** start **

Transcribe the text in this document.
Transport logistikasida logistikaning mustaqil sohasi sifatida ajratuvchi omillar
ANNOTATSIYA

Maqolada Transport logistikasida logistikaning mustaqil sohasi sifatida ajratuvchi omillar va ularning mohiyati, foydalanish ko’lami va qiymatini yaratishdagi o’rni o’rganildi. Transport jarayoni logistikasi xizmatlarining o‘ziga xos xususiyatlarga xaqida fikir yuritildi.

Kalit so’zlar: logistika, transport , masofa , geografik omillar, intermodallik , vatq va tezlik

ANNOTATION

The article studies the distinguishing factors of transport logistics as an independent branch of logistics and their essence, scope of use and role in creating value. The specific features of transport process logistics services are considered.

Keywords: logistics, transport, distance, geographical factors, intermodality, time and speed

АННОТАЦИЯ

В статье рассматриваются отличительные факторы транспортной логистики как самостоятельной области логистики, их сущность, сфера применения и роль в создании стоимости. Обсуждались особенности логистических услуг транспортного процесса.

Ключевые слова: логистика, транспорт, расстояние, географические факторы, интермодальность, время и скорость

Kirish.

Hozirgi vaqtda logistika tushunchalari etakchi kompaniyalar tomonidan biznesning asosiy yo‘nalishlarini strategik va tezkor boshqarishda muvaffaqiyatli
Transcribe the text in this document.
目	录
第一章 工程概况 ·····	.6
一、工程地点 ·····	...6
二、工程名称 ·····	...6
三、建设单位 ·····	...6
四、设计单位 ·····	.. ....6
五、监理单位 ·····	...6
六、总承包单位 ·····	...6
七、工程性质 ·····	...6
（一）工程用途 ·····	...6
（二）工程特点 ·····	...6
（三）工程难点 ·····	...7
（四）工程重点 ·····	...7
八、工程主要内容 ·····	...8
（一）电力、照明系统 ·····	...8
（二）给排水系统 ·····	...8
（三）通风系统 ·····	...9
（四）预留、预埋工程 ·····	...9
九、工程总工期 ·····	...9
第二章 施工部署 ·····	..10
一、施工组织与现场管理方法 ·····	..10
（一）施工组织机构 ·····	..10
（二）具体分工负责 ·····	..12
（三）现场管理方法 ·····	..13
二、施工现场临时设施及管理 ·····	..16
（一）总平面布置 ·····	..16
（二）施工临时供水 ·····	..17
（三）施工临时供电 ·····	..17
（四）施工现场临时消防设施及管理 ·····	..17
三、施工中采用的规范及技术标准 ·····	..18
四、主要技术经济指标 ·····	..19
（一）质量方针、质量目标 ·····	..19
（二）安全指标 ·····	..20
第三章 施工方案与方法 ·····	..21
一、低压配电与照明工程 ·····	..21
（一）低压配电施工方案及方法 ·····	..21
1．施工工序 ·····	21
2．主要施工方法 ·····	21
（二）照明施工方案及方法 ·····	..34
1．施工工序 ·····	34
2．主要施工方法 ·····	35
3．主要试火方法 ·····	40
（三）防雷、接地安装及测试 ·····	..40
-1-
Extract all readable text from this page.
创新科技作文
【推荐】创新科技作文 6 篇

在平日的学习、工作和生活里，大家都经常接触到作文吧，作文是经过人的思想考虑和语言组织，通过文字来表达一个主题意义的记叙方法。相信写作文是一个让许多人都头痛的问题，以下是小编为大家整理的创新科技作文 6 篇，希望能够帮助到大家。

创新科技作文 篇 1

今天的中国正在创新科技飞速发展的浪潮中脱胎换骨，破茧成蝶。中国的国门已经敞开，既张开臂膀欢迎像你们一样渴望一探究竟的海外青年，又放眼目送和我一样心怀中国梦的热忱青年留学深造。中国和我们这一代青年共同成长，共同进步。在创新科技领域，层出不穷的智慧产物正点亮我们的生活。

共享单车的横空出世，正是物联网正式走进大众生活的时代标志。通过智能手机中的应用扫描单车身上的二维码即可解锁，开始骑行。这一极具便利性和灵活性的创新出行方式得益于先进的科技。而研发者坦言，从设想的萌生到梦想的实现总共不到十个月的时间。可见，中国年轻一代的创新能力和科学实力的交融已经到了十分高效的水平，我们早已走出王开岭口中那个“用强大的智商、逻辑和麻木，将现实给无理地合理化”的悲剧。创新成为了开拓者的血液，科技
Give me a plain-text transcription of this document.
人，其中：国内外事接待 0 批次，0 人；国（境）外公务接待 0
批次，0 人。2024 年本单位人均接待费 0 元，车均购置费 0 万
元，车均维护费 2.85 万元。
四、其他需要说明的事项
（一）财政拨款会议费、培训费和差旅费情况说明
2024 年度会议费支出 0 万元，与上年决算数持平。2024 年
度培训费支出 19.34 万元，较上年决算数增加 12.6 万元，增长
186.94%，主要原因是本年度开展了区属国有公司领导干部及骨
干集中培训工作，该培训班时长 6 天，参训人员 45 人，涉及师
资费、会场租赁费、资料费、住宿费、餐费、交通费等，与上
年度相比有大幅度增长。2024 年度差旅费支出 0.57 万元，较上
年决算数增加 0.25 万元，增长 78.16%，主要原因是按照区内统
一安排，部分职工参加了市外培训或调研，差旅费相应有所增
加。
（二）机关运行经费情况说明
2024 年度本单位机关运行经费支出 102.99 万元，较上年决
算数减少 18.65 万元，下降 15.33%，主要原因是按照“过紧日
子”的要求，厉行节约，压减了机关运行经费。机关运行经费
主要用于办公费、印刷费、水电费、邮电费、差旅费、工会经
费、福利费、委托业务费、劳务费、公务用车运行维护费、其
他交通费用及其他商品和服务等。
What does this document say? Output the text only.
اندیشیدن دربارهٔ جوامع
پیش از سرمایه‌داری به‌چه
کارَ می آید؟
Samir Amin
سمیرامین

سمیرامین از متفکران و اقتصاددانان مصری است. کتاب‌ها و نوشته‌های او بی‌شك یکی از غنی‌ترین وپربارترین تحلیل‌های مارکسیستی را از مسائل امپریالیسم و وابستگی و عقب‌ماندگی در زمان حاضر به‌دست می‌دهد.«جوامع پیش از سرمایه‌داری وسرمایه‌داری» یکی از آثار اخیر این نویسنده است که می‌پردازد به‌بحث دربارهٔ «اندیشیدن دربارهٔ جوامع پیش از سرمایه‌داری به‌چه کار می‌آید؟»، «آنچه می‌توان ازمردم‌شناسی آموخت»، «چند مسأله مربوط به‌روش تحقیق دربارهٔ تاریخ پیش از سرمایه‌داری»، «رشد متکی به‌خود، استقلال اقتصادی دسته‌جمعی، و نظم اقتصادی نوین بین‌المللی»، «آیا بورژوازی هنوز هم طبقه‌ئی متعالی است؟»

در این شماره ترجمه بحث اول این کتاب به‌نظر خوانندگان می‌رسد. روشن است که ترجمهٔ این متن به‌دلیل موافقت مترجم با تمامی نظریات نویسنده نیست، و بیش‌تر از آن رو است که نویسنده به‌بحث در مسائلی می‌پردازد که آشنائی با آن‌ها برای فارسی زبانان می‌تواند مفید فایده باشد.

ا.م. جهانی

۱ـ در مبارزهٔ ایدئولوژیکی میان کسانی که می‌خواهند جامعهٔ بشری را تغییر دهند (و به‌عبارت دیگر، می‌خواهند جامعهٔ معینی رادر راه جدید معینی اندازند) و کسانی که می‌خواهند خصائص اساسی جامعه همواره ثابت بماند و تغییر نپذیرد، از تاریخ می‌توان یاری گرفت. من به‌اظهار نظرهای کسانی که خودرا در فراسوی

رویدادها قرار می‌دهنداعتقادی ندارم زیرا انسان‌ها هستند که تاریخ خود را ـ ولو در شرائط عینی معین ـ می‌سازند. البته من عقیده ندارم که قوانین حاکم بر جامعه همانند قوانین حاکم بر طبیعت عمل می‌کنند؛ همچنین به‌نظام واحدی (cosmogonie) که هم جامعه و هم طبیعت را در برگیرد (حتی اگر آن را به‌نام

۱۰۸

** end **

Goal:
Quote each line above in full, word for word.

Result of the exercise:
Transcribe the text in this document.
Transport logistikasida logistikaning mustaqil sohasi sifatida ajratuvchi omillar
ANNOTATSIYA

Maqolada Transport logistikasida logistikaning mustaqil sohasi sifatida ajratuvchi omillar va ularning mohiyati, foydalanish ko’lami va qiymatini yaratishdagi o’rni o’rganildi. Transport jarayoni logistikasi xizmatlarining o‘ziga xos xususiyatlarga xaqida fikir yuritildi.

Kalit so’zlar: logistika, transport , masofa , geografik omillar, intermodallik , vatq va tezlik

ANNOTATION

The article studies the distinguishing factors of transport logistics as an independent branch of logistics and their essence, scope of use and role in creating value. The specific features of transport process logistics services are considered.

Keywords: logistics, transport, distance, geographical factors, intermodality, time and speed

АННОТАЦИЯ

В статье рассматриваются отличительные факторы транспортной логистики как самостоятельной области логистики, их сущность, сфера применения и роль в создании стоимости. Обсуждались особенности логистических услуг транспортного процесса.

Ключевые слова: логистика, транспорт, расстояние, географические факторы, интермодальность, время и скорость

Kirish.

Hozirgi vaqtda logistika tushunchalari etakchi kompaniyalar tomonidan biznesning asosiy yo‘nalishlarini strategik va tezkor boshqarishda muvaffaqiyatli
Transcribe the text in this document.
目	录
第一章 工程概况 ·····	.6
一、工程地点 ·····	...6
二、工程名称 ·····	...6
三、建设单位 ·····	...6
四、设计单位 ·····	.. ....6
五、监理单位 ·····	...6
六、总承包单位 ·····	...6
七、工程性质 ·····	...6
（一）工程用途 ·····	...6
（二）工程特点 ·····	...6
（三）工程难点 ·····	...7
（四）工程重点 ·····	...7
八、工程主要内容 ·····	...8
（一）电力、照明系统 ·····	...8
（二）给排水系统 ·····	...8
（三）通风系统 ·····	...9
（四）预留、预埋工程 ·····	...9
九、工程总工期 ·····	...9
第二章 施工部署 ·····	..10
一、施工组织与现场管理方法 ·····	..10
（一）施工组织机构 ·····	..10
（二）具体分工负责 ·····	..12
（三）现场管理方法 ·····	..13
二、施工现场临时设施及管理 ·····	..16
（一）总平面布置 ·····	..16
（二）施工临时供水 ·····	..17
（三）施工临时供电 ·····	..17
（四）施工现场临时消防设施及管理 ·····	..17
三、施工中采用的规范及技术标准 ·····	..18
四、主要技术经济指标 ·····	..19
（一）质量方针、质量目标 ·····	..19
（二）安全指标 ·····	..20
第三章 施工方案与方法 ·····	..21
一、低压配电与照明工程 ·····	..21
（一）低压配电施工方案及方法 ·····	..21
1．施工工序 ·····	21
2．主要施工方法 ·····	21
（二）照明施工方案及方法 ·····	..34
1．施工工序 ·····	34
2．主要施工方法 ·····	35
3．主要试火方法 ·····	40
（三）防雷、接地安装及测试 ·····	..40
-1-
Extract all readable text from this page.
创新科技作文
【推荐】创新科技作文 6 篇

在平日的学习、工作和生活里，大家都经常接触到作文吧，作文是经过人的思想考虑和语言组织，通过文字来表达一个主题意义的记叙方法。相信写作文是一个让许多人都头痛的问题，以下是小编为大家整理的创新科技作文 6 篇，希望能够帮助到大家。

创新科技作文 篇 1

今天的中国正在创新科技飞速发展的浪潮中脱胎换骨，破茧成蝶。中国的国门已经敞开，既张开臂膀欢迎像你们一样渴望一探究竟的海外青年，又放眼目送和我一样心怀中国梦的热忱青年留学深造。中国和我们这一代青年共同成长，共同进步。在创新科技领域，层出不穷的智慧产物正点亮我们的生活。

共享单车的横空出世，正是物联网正式走进大众生活的时代标志。通过智能手机中的应用扫描单车身上的二维码即可解锁，开始骑行。这一极具便利性和灵活性的创新出行方式得益于先进的科技。而研发者坦言，从设想的萌生到梦想的实现总共不到十个月的时间。可见，中国年轻一代的创新能力和科学实力的交融已经到了十分高效的水平，我们早已走出王开岭口中那个“用强大的智商、逻辑和麻木，将现实给无理地合理化”的悲剧。创新成为了开拓者的血液，科技
Give me a plain-text transcription of this document.
人，其中：国内外事接待 0 批次，0 人；国（境）外公务接待 0
批次，0 人。2024 年本单位人均接待费 0 元，车均购置费 0 万
元，车均维护费 2.85 万元。
四、其他需要说明的事项
（一）财政拨款会议费、培训费和差旅费情况说明
2024 年度会议费支出 0 万元，与上年决算数持平。2024 年
度培训费支出 19.34 万元，较上年决算数增加 12.6 万元，增长
186.94%，主要原因是本年度开展了区属国有公司领导干部及骨
干集中培训工作，该培训班时长 6 天，参训人员 45 人，涉及师
资费、会场租赁费、资料费、住宿费、餐费、交通费等，与上
年度相比有大幅度增长。2024 年度差旅费支出 0.57 万元，较上
年决算数增加 0.25 万元，增长 78.16%，主要原因是按照区内统
一安排，部分职工参加了市外培训或调研，差旅费相应有所增
加。
（二）机关运行经费情况说明
2024 年度本单位机关运行经费支出 102.99 万元，较上年决
算数减少 18.65 万元，下降 15.33%，主要原因是按照“过紧日
子”的要求，厉行节约，压减了机关运行经费。机关运行经费
主要用于办公费、印刷费、水电费、邮电费、差旅费、工会经
费、福利费、委托业务费、劳务费、公务用车运行维护费、其
他交通费用及其他商品和服务等。
What does this document say? Output the text only.
اندیشیدن دربارهٔ جوامع
پیش از سرمایه‌داری به‌چه
کارَ می آید؟
Samir Amin
سمیرامین

سمیرامین از متفکران و اقتصاددانان مصری است. کتاب‌ها و نوشته‌های او بی‌شك یکی از غنی‌ترین وپربارترین تحلیل‌های مارکسیستی را از مسائل امپریالیسم و وابستگی و عقب‌ماندگی در زمان حاضر به‌دست می‌دهد.«جوامع پیش از سرمایه‌داری وسرمایه‌داری» یکی از آثار اخیر این نویسنده است که می‌پردازد به‌بحث دربارهٔ «اندیشیدن دربارهٔ جوامع پیش از سرمایه‌داری به‌چه کار می‌آید؟»، «آنچه می‌توان ازمردم‌شناسی آموخت»، «چند مسأله مربوط به‌روش تحقیق دربارهٔ تاریخ پیش از سرمایه‌داری»، «رشد متکی به‌خود، استقلال اقتصادی دسته‌جمعی، و نظم اقتصادی نوین بین‌المللی»، «آیا بورژوازی هنوز هم طبقه‌ئی متعالی است؟»

در این شماره ترجمه بحث اول این کتاب به‌نظر خوانندگان می‌رسد. روشن است که ترجمهٔ این متن به‌دلیل موافقت مترجم با تمامی نظریات نویسنده نیست، و بیش‌تر از آن رو است که نویسنده به‌بحث در مسائلی می‌پردازد که آشنائی با آن‌ها برای فارسی زبانان می‌تواند مفید فایده باشد.

ا.م. جهانی

۱ـ در مبارزهٔ ایدئولوژیکی میان کسانی که می‌خواهند جامعهٔ بشری را تغییر دهند (و به‌عبارت دیگر، می‌خواهند جامعهٔ معینی رادر راه جدید معینی اندازند) و کسانی که می‌خواهند خصائص اساسی جامعه همواره ثابت بماند و تغییر نپذیرد، از تاریخ می‌توان یاری گرفت. من به‌اظهار نظرهای کسانی که خودرا در فراسوی

رویدادها قرار می‌دهنداعتقادی ندارم زیرا انسان‌ها هستند که تاریخ خود را ـ ولو در شرائط عینی معین ـ می‌سازند. البته من عقیده ندارم که قوانین حاکم بر جامعه همانند قوانین حاکم بر طبیعت عمل می‌کنند؛ همچنین به‌نظام واحدی (cosmogonie) که هم جامعه و هم طبیعت را در برگیرد (حتی اگر آن را به‌نام

۱۰۸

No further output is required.